- **Given exercise**: Scan the material that follows. Copy every line containing the word "Pivots".

- **Information supplied**:

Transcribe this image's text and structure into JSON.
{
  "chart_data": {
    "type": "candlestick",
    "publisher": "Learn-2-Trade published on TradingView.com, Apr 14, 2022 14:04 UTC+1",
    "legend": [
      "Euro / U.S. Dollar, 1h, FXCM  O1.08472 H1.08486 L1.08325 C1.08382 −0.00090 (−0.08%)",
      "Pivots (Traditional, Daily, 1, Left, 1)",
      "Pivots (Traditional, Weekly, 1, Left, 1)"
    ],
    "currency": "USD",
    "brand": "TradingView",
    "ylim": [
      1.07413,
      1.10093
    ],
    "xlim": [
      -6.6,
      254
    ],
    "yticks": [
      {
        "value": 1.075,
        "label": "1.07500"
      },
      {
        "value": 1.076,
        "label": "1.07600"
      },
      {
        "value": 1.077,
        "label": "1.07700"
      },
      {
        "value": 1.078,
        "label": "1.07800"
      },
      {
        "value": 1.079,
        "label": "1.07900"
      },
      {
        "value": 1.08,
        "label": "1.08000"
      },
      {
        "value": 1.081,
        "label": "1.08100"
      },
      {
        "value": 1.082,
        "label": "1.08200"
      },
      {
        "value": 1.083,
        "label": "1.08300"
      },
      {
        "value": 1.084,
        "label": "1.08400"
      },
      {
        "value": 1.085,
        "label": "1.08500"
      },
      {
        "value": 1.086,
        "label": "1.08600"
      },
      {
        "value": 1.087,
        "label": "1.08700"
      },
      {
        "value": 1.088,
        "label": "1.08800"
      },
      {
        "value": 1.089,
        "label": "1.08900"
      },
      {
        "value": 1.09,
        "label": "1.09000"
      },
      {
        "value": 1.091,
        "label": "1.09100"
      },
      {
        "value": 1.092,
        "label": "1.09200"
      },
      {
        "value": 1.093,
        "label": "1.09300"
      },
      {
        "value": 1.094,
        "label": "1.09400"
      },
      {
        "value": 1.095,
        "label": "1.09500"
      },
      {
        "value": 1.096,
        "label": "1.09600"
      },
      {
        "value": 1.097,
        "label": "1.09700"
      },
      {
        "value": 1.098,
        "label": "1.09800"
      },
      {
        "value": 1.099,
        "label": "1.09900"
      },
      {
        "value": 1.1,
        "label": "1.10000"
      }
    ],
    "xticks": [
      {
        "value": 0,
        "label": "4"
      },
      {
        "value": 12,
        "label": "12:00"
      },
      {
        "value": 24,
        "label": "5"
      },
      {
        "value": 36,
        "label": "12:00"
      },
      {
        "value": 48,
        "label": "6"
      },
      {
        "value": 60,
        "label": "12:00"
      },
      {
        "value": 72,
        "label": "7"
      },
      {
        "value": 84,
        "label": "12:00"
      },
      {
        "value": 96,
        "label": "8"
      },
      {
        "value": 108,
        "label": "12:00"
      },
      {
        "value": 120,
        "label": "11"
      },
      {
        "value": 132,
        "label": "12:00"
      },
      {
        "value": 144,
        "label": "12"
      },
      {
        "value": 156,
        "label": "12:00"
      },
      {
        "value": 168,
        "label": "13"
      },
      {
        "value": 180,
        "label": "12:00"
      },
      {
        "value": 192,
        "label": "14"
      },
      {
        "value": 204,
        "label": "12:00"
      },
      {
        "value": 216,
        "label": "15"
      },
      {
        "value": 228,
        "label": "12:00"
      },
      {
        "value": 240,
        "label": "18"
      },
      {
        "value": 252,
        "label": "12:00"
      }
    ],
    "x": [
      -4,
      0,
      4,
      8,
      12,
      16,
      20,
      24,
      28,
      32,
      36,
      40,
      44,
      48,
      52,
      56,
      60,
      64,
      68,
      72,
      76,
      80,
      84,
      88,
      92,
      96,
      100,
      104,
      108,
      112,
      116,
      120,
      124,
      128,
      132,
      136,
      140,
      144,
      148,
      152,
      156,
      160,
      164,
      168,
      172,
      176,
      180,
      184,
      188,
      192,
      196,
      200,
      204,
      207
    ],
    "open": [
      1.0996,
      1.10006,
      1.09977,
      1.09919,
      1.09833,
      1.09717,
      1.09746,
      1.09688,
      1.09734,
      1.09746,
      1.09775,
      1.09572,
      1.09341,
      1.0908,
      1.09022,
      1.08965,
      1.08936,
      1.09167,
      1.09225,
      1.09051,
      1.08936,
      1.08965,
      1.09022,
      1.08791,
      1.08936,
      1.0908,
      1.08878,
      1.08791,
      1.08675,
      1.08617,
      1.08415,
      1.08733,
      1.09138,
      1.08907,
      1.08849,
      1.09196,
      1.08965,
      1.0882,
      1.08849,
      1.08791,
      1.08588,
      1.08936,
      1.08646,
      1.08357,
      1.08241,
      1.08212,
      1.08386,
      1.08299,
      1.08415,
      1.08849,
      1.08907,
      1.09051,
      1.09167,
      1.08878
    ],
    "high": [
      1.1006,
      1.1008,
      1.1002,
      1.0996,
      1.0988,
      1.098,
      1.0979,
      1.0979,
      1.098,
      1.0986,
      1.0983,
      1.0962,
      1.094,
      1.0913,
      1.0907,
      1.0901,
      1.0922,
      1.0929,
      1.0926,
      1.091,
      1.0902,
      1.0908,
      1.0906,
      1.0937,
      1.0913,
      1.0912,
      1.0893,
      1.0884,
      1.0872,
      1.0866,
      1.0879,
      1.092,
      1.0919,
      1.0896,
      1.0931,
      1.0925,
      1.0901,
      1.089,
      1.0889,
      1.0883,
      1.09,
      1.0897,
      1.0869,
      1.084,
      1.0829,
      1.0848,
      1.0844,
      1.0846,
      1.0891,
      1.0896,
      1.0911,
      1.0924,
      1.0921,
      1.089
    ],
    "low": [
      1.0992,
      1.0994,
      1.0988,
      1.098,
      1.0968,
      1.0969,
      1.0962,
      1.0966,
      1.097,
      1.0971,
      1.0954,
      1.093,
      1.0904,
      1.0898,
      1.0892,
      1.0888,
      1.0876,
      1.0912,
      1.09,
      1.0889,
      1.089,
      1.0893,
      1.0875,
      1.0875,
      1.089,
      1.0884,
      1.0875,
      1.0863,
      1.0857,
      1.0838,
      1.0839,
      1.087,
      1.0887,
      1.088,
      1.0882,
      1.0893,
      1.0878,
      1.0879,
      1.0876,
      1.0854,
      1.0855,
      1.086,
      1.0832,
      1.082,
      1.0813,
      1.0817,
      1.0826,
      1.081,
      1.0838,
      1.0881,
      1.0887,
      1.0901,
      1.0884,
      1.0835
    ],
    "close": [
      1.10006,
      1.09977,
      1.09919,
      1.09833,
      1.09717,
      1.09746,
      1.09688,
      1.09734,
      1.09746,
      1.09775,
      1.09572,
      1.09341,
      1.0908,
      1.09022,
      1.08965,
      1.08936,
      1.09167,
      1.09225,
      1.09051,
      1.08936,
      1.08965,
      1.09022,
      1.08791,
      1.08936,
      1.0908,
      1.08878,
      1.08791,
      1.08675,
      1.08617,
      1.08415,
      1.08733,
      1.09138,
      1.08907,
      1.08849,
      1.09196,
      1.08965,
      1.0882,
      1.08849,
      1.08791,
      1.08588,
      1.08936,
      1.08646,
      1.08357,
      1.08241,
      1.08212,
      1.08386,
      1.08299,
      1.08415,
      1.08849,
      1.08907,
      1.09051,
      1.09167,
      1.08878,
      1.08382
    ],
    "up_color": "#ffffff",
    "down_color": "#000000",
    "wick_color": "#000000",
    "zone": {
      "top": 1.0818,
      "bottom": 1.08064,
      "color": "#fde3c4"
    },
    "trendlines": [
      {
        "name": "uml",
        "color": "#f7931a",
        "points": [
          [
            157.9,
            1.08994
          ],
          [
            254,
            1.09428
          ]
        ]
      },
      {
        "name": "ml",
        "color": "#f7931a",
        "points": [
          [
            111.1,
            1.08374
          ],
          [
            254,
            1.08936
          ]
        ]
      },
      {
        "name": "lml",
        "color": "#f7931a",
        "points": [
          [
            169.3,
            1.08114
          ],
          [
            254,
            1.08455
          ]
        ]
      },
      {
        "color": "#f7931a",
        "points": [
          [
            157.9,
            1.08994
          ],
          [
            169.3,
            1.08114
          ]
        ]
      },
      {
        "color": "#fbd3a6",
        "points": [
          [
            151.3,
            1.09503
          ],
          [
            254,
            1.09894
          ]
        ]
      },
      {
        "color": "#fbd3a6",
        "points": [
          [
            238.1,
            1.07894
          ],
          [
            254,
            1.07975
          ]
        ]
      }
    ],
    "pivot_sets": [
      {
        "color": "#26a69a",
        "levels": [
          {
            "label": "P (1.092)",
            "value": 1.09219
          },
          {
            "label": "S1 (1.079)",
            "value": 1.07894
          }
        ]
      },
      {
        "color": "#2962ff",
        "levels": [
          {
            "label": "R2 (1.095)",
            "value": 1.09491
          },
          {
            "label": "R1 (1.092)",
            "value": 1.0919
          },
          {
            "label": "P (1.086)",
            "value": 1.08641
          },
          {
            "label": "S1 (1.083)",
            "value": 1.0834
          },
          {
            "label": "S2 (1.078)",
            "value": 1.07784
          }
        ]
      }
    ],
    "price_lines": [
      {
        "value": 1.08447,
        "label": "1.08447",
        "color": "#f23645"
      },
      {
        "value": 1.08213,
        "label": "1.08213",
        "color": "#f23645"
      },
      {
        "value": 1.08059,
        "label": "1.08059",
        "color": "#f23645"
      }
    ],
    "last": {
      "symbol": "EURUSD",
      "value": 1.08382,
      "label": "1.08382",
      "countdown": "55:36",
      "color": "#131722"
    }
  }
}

- **Task solution**:
      "Pivots (Traditional, Daily, 1, Left, 1)",
      "Pivots (Traditional, Weekly, 1, Left, 1)"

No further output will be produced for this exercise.